(Dataset rows)
* * * *

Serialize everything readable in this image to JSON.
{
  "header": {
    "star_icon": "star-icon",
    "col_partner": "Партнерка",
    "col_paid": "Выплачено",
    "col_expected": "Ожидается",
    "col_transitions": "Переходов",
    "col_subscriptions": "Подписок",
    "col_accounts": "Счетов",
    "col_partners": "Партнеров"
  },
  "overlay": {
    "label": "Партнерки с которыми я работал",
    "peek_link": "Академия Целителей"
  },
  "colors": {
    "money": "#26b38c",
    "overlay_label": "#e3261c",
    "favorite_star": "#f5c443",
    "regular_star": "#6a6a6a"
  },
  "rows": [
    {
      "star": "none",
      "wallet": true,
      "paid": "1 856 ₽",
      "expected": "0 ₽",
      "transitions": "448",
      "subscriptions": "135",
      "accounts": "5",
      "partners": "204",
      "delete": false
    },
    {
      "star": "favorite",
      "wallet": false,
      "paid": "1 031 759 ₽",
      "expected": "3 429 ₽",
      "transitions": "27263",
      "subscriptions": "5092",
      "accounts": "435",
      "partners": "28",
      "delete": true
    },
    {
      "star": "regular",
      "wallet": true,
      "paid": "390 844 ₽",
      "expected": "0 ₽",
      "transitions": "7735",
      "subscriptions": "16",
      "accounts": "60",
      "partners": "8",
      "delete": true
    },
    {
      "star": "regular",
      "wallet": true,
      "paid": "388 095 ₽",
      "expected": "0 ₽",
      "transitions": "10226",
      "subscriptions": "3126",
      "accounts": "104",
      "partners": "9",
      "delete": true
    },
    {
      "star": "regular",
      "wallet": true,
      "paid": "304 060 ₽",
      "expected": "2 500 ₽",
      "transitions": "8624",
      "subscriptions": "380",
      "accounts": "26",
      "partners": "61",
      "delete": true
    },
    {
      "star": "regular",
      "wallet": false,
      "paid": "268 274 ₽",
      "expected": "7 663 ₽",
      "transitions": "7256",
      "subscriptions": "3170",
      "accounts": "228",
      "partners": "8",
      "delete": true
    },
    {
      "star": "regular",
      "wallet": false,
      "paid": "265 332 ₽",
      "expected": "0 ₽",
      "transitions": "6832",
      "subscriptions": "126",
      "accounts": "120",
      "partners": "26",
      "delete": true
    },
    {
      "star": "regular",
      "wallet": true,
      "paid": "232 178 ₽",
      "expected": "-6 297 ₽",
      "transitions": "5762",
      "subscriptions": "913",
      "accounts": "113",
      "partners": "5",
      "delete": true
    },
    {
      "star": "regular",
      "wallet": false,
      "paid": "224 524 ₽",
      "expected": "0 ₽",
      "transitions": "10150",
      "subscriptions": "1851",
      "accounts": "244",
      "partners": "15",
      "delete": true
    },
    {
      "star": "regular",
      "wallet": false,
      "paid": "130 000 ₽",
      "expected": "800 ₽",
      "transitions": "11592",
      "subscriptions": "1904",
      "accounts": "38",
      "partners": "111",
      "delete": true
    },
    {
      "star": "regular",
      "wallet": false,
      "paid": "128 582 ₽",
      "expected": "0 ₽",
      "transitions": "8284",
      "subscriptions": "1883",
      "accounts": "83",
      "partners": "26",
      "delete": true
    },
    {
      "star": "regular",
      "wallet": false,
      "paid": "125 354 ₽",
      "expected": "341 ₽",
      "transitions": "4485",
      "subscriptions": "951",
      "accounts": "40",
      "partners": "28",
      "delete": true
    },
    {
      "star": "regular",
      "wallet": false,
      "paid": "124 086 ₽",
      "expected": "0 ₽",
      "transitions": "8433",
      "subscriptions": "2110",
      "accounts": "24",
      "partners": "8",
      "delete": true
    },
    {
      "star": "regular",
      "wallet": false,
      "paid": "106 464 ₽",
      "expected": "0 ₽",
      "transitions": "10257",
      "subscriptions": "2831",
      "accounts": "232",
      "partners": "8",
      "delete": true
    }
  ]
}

* * * *

(GOAL): Write out all the records above again, exactly as they stand.

(RESPONSE TO THE EXERCISE):
Serialize everything readable in this image to JSON.
{
  "header": {
    "star_icon": "star-icon",
    "col_partner": "Партнерка",
    "col_paid": "Выплачено",
    "col_expected": "Ожидается",
    "col_transitions": "Переходов",
    "col_subscriptions": "Подписок",
    "col_accounts": "Счетов",
    "col_partners": "Партнеров"
  },
  "overlay": {
    "label": "Партнерки с которыми я работал",
    "peek_link": "Академия Целителей"
  },
  "colors": {
    "money": "#26b38c",
    "overlay_label": "#e3261c",
    "favorite_star": "#f5c443",
    "regular_star": "#6a6a6a"
  },
  "rows": [
    {
      "star": "none",
      "wallet": true,
      "paid": "1 856 ₽",
      "expected": "0 ₽",
      "transitions": "448",
      "subscriptions": "135",
      "accounts": "5",
      "partners": "204",
      "delete": false
    },
    {
      "star": "favorite",
      "wallet": false,
      "paid": "1 031 759 ₽",
      "expected": "3 429 ₽",
      "transitions": "27263",
      "subscriptions": "5092",
      "accounts": "435",
      "partners": "28",
      "delete": true
    },
    {
      "star": "regular",
      "wallet": true,
      "paid": "390 844 ₽",
      "expected": "0 ₽",
      "transitions": "7735",
      "subscriptions": "16",
      "accounts": "60",
      "partners": "8",
      "delete": true
    },
    {
      "star": "regular",
      "wallet": true,
      "paid": "388 095 ₽",
      "expected": "0 ₽",
      "transitions": "10226",
      "subscriptions": "3126",
      "accounts": "104",
      "partners": "9",
      "delete": true
    },
    {
      "star": "regular",
      "wallet": true,
      "paid": "304 060 ₽",
      "expected": "2 500 ₽",
      "transitions": "8624",
      "subscriptions": "380",
      "accounts": "26",
      "partners": "61",
      "delete": true
    },
    {
      "star": "regular",
      "wallet": false,
      "paid": "268 274 ₽",
      "expected": "7 663 ₽",
      "transitions": "7256",
      "subscriptions": "3170",
      "accounts": "228",
      "partners": "8",
      "delete": true
    },
    {
      "star": "regular",
      "wallet": false,
      "paid": "265 332 ₽",
      "expected": "0 ₽",
      "transitions": "6832",
      "subscriptions": "126",
      "accounts": "120",
      "partners": "26",
      "delete": true
    },
    {
      "star": "regular",
      "wallet": true,
      "paid": "232 178 ₽",
      "expected": "-6 297 ₽",
      "transitions": "5762",
      "subscriptions": "913",
      "accounts": "113",
      "partners": "5",
      "delete": true
    },
    {
      "star": "regular",
      "wallet": false,
      "paid": "224 524 ₽",
      "expected": "0 ₽",
      "transitions": "10150",
      "subscriptions": "1851",
      "accounts": "244",
      "partners": "15",
      "delete": true
    },
    {
      "star": "regular",
      "wallet": false,
      "paid": "130 000 ₽",
      "expected": "800 ₽",
      "transitions": "11592",
      "subscriptions": "1904",
      "accounts": "38",
      "partners": "111",
      "delete": true
    },
    {
      "star": "regular",
      "wallet": false,
      "paid": "128 582 ₽",
      "expected": "0 ₽",
      "transitions": "8284",
      "subscriptions": "1883",
      "accounts": "83",
      "partners": "26",
      "delete": true
    },
    {
      "star": "regular",
      "wallet": false,
      "paid": "125 354 ₽",
      "expected": "341 ₽",
      "transitions": "4485",
      "subscriptions": "951",
      "accounts": "40",
      "partners": "28",
      "delete": true
    },
    {
      "star": "regular",
      "wallet": false,
      "paid": "124 086 ₽",
      "expected": "0 ₽",
      "transitions": "8433",
      "subscriptions": "2110",
      "accounts": "24",
      "partners": "8",
      "delete": true
    },
    {
      "star": "regular",
      "wallet": false,
      "paid": "106 464 ₽",
      "expected": "0 ₽",
      "transitions": "10257",
      "subscriptions": "2831",
      "accounts": "232",
      "partners": "8",
      "delete": true
    }
  ]
}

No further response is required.